## TEXT EXTRACT
______
The son of a preacher man, Mississippi-raised Paul Thorn spent much of his childhood in church, participating in multiple weekly services with his father as well as at neighboring African American congregations, where he became entranced with the music.
As an accomplished painter, former professional boxer and seasoned skydiver, Thorn has never shied away from new challenges, but cutting a gospel record was just like going home.
Thorn's father Wayne was a bishop in the Church of God of Prophecy, a Pentecostal denomination, and Thorn was just three when he began singing and playing tambourine at services. Congregational participation was valued more than skilled soloists, and Thorn also found a showcase for his talents at Saturday night "singings."
But his most memorable musical experiences were at an African American branch of his father's church, the Okolona Sunrise Church of Prophecy. "There might be ten people playing the tambourine, but the rhythm was locked in, and they'd let me play bass. I loved the Appalachian gospel of my parents' church, but it was a treat to play with those musicians. They worshiped in a different way and the music was different, and I feel blessed to have been in that church setting."
Thorn continues to be inspired by the strong sense of communion that was fostered by musical fellowship. "One of things that I take a lot of pride in is that I love everybody, and what I learned in church paid dividends. When I'm up there entertaining it's also a glimpse of what my life has been and how gospel music has molded me into who I am."
______
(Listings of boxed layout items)
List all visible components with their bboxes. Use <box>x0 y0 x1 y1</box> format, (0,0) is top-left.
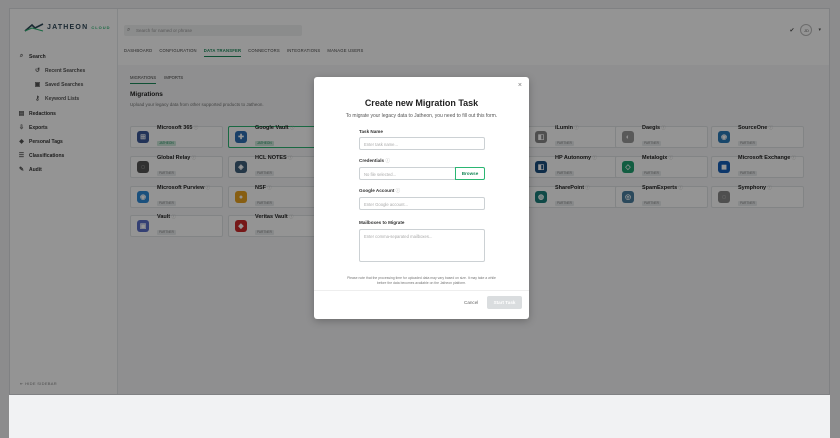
credentials-label-text: Credentials <box>359 158 385 163</box>
google-account-label-text: Google Account <box>359 188 395 193</box>
mailboxes-placeholder: Enter comma-separated mailboxes... <box>364 234 433 239</box>
note-line-2: before the data becomes available on the… <box>376 281 467 285</box>
migration-modal: × Create new Migration Task To migrate y… <box>314 77 529 319</box>
credentials-label: Credentials ⓘ <box>359 158 390 164</box>
mailboxes-label-text: Mailboxes to Migrate <box>359 220 405 225</box>
page-bottom <box>9 395 830 438</box>
modal-subtitle: To migrate your legacy data to Jatheon, … <box>345 113 498 119</box>
task-name-field[interactable]: Enter task name... <box>359 137 485 150</box>
modal-divider <box>314 290 529 291</box>
google-account-field[interactable]: Enter Google account... <box>359 197 485 210</box>
help-icon[interactable]: ⓘ <box>385 158 390 163</box>
task-name-label-text: Task Name <box>359 129 383 134</box>
help-icon[interactable]: ⓘ <box>396 188 401 193</box>
google-account-label: Google Account ⓘ <box>359 188 400 194</box>
mailboxes-label: Mailboxes to Migrate <box>359 220 404 225</box>
cancel-button[interactable]: Cancel <box>464 300 478 305</box>
mailboxes-textarea[interactable]: Enter comma-separated mailboxes... <box>359 229 485 262</box>
start-task-button[interactable]: Start Task <box>487 296 522 309</box>
credentials-placeholder: No file selected... <box>364 172 397 177</box>
processing-note: Please note that the processing time for… <box>324 276 519 286</box>
task-name-label: Task Name <box>359 129 383 134</box>
google-account-placeholder: Enter Google account... <box>364 202 408 207</box>
task-name-placeholder: Enter task name... <box>364 142 398 147</box>
close-icon[interactable]: × <box>518 82 522 89</box>
credentials-field[interactable]: No file selected... <box>359 167 456 180</box>
modal-title: Create new Migration Task <box>364 98 479 108</box>
browse-button[interactable]: Browse <box>455 167 485 180</box>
______
## DIRECTIVE 1
Reproduce the passage on Paul Thorn's church upbringing word for word, in its entirety.
## DIRECTIVE 2
Give the stretch of the records from the line containing "credentials-label-text: Credentials <box>359" through the line containing "page-bottom <box>9 395 830 438</box>" as a numbered list, omitting blank lines.
The text and the records were taken from unrelated sources.

## TASK ANSWER 1
The son of a preacher man, Mississippi-raised Paul Thorn spent much of his childhood in church, participating in multiple weekly services with his father as well as at neighboring African American congregations, where he became entranced with the music.
As an accomplished painter, former professional boxer and seasoned skydiver, Thorn has never shied away from new challenges, but cutting a gospel record was just like going home.
Thorn's father Wayne was a bishop in the Church of God of Prophecy, a Pentecostal denomination, and Thorn was just three when he began singing and playing tambourine at services. Congregational participation was valued more than skilled soloists, and Thorn also found a showcase for his talents at Saturday night "singings."
But his most memorable musical experiences were at an African American branch of his father's church, the Okolona Sunrise Church of Prophecy. "There might be ten people playing the tambourine, but the rhythm was locked in, and they'd let me play bass. I loved the Appalachian gospel of my parents' church, but it was a treat to play with those musicians. They worshiped in a different way and the music was different, and I feel blessed to have been in that church setting."
Thorn continues to be inspired by the strong sense of communion that was fostered by musical fellowship. "One of things that I take a lot of pride in is that I love everybody, and what I learned in church paid dividends. When I'm up there entertaining it's also a glimpse of what my life has been and how gospel music has molded me into who I am."

## TASK ANSWER 2
1. credentials-label-text: Credentials <box>359 158 385 163</box>
2. google-account-label-text: Google Account <box>359 188 395 193</box>
3. mailboxes-placeholder: Enter comma-separated mailboxes... <box>364 234 433 239</box>
4. note-line-2: before the data becomes available on the… <box>376 281 467 285</box>
5. migration-modal: × Create new Migration Task To migrate y… <box>314 77 529 319</box>
6. credentials-label: Credentials ⓘ <box>359 158 390 164</box>
7. mailboxes-label-text: Mailboxes to Migrate <box>359 220 405 225</box>
8. page-bottom <box>9 395 830 438</box>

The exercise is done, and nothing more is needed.